GIVEN EXERCISE: Make an exact copy of the data below, leaving out every picture.

INPUT MATERIAL:
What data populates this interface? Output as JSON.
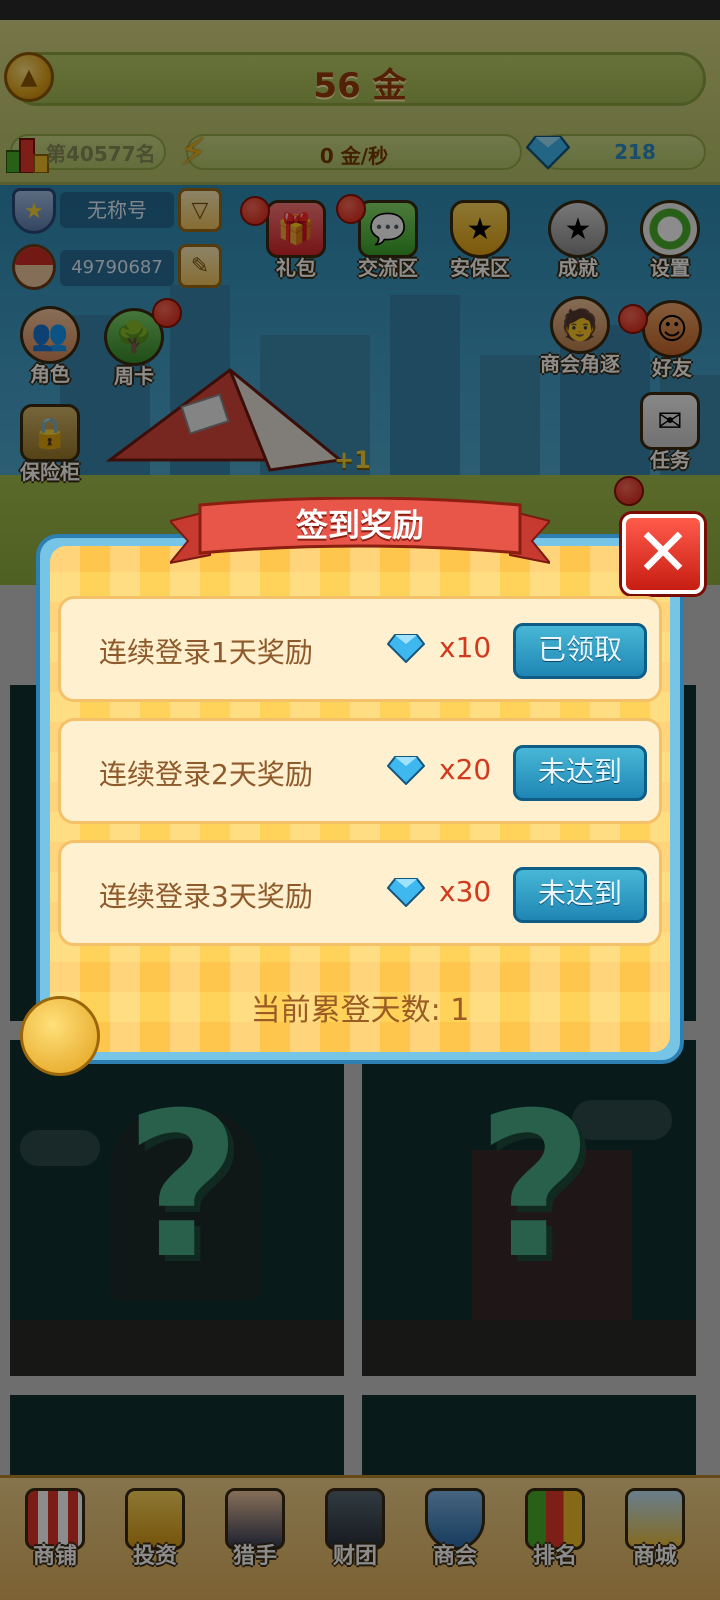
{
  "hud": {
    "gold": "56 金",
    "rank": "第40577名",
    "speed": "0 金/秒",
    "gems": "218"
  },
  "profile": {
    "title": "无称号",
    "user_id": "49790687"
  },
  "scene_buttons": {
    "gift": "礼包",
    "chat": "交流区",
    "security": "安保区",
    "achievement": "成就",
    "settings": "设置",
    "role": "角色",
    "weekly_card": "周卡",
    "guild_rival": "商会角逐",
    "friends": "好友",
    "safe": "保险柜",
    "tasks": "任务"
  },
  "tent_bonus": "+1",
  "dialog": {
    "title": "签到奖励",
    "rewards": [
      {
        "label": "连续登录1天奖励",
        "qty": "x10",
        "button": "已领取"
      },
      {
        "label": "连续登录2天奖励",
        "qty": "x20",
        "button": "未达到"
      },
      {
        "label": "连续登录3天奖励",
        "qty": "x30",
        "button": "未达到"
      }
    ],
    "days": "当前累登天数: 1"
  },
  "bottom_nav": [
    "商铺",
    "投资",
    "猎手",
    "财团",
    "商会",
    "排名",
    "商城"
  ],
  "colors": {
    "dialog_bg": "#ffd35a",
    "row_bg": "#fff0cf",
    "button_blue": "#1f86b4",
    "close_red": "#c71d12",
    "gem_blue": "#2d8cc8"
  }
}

SOLUTION FOR THIS PROBLEM:
What data populates this interface? Output as JSON.
{
  "hud": {
    "gold": "56 金",
    "rank": "第40577名",
    "speed": "0 金/秒",
    "gems": "218"
  },
  "profile": {
    "title": "无称号",
    "user_id": "49790687"
  },
  "scene_buttons": {
    "gift": "礼包",
    "chat": "交流区",
    "security": "安保区",
    "achievement": "成就",
    "settings": "设置",
    "role": "角色",
    "weekly_card": "周卡",
    "guild_rival": "商会角逐",
    "friends": "好友",
    "safe": "保险柜",
    "tasks": "任务"
  },
  "tent_bonus": "+1",
  "dialog": {
    "title": "签到奖励",
    "rewards": [
      {
        "label": "连续登录1天奖励",
        "qty": "x10",
        "button": "已领取"
      },
      {
        "label": "连续登录2天奖励",
        "qty": "x20",
        "button": "未达到"
      },
      {
        "label": "连续登录3天奖励",
        "qty": "x30",
        "button": "未达到"
      }
    ],
    "days": "当前累登天数: 1"
  },
  "bottom_nav": [
    "商铺",
    "投资",
    "猎手",
    "财团",
    "商会",
    "排名",
    "商城"
  ],
  "colors": {
    "dialog_bg": "#ffd35a",
    "row_bg": "#fff0cf",
    "button_blue": "#1f86b4",
    "close_red": "#c71d12",
    "gem_blue": "#2d8cc8"
  }
}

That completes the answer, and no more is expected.